• [REQUIREMENT]: Write out the data below in full. Keep it exact.

···

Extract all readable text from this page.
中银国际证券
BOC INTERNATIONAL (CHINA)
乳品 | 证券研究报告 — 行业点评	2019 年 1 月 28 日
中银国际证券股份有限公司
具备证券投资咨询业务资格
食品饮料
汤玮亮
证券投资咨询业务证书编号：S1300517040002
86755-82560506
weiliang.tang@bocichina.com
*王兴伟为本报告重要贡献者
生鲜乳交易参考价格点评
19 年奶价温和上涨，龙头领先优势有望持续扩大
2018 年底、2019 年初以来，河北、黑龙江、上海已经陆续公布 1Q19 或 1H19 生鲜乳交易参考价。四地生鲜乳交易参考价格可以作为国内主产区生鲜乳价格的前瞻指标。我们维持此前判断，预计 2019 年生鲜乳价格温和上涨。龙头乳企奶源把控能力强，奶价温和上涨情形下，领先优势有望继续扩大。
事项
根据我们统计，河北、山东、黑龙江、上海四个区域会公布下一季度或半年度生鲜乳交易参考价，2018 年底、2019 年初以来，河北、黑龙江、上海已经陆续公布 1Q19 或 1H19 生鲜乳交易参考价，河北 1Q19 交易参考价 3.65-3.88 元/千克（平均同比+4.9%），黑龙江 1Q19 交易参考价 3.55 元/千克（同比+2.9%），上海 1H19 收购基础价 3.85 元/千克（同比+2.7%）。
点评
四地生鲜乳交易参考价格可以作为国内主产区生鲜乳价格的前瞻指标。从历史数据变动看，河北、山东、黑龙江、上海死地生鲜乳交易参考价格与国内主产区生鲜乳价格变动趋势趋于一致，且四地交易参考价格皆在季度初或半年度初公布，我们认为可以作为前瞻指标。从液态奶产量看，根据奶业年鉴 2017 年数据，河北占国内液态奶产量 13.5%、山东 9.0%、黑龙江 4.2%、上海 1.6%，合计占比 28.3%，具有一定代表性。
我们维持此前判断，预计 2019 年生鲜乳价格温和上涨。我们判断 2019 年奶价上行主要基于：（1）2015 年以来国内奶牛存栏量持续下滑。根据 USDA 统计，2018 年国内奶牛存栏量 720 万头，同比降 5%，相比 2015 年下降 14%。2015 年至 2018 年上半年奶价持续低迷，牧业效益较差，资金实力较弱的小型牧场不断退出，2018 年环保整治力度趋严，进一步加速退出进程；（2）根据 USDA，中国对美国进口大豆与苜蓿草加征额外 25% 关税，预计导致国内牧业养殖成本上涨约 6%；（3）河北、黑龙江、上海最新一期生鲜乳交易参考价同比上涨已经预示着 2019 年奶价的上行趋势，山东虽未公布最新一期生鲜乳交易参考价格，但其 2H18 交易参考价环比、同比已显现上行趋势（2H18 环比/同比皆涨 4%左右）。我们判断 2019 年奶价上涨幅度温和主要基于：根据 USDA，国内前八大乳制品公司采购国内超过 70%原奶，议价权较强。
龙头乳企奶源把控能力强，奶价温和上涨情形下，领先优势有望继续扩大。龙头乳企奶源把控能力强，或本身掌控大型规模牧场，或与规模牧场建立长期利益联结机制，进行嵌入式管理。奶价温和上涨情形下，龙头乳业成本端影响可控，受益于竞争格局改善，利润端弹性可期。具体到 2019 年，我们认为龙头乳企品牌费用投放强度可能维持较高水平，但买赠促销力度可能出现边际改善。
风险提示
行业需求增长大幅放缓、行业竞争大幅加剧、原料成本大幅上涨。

···

• [WRITTEN SOLUTION]:
Extract all readable text from this page.
中银国际证券
BOC INTERNATIONAL (CHINA)
乳品 | 证券研究报告 — 行业点评	2019 年 1 月 28 日
中银国际证券股份有限公司
具备证券投资咨询业务资格
食品饮料
汤玮亮
证券投资咨询业务证书编号：S1300517040002
86755-82560506
weiliang.tang@bocichina.com
*王兴伟为本报告重要贡献者
生鲜乳交易参考价格点评
19 年奶价温和上涨，龙头领先优势有望持续扩大
2018 年底、2019 年初以来，河北、黑龙江、上海已经陆续公布 1Q19 或 1H19 生鲜乳交易参考价。四地生鲜乳交易参考价格可以作为国内主产区生鲜乳价格的前瞻指标。我们维持此前判断，预计 2019 年生鲜乳价格温和上涨。龙头乳企奶源把控能力强，奶价温和上涨情形下，领先优势有望继续扩大。
事项
根据我们统计，河北、山东、黑龙江、上海四个区域会公布下一季度或半年度生鲜乳交易参考价，2018 年底、2019 年初以来，河北、黑龙江、上海已经陆续公布 1Q19 或 1H19 生鲜乳交易参考价，河北 1Q19 交易参考价 3.65-3.88 元/千克（平均同比+4.9%），黑龙江 1Q19 交易参考价 3.55 元/千克（同比+2.9%），上海 1H19 收购基础价 3.85 元/千克（同比+2.7%）。
点评
四地生鲜乳交易参考价格可以作为国内主产区生鲜乳价格的前瞻指标。从历史数据变动看，河北、山东、黑龙江、上海死地生鲜乳交易参考价格与国内主产区生鲜乳价格变动趋势趋于一致，且四地交易参考价格皆在季度初或半年度初公布，我们认为可以作为前瞻指标。从液态奶产量看，根据奶业年鉴 2017 年数据，河北占国内液态奶产量 13.5%、山东 9.0%、黑龙江 4.2%、上海 1.6%，合计占比 28.3%，具有一定代表性。
我们维持此前判断，预计 2019 年生鲜乳价格温和上涨。我们判断 2019 年奶价上行主要基于：（1）2015 年以来国内奶牛存栏量持续下滑。根据 USDA 统计，2018 年国内奶牛存栏量 720 万头，同比降 5%，相比 2015 年下降 14%。2015 年至 2018 年上半年奶价持续低迷，牧业效益较差，资金实力较弱的小型牧场不断退出，2018 年环保整治力度趋严，进一步加速退出进程；（2）根据 USDA，中国对美国进口大豆与苜蓿草加征额外 25% 关税，预计导致国内牧业养殖成本上涨约 6%；（3）河北、黑龙江、上海最新一期生鲜乳交易参考价同比上涨已经预示着 2019 年奶价的上行趋势，山东虽未公布最新一期生鲜乳交易参考价格，但其 2H18 交易参考价环比、同比已显现上行趋势（2H18 环比/同比皆涨 4%左右）。我们判断 2019 年奶价上涨幅度温和主要基于：根据 USDA，国内前八大乳制品公司采购国内超过 70%原奶，议价权较强。
龙头乳企奶源把控能力强，奶价温和上涨情形下，领先优势有望继续扩大。龙头乳企奶源把控能力强，或本身掌控大型规模牧场，或与规模牧场建立长期利益联结机制，进行嵌入式管理。奶价温和上涨情形下，龙头乳业成本端影响可控，受益于竞争格局改善，利润端弹性可期。具体到 2019 年，我们认为龙头乳企品牌费用投放强度可能维持较高水平，但买赠促销力度可能出现边际改善。
风险提示
行业需求增长大幅放缓、行业竞争大幅加剧、原料成本大幅上涨。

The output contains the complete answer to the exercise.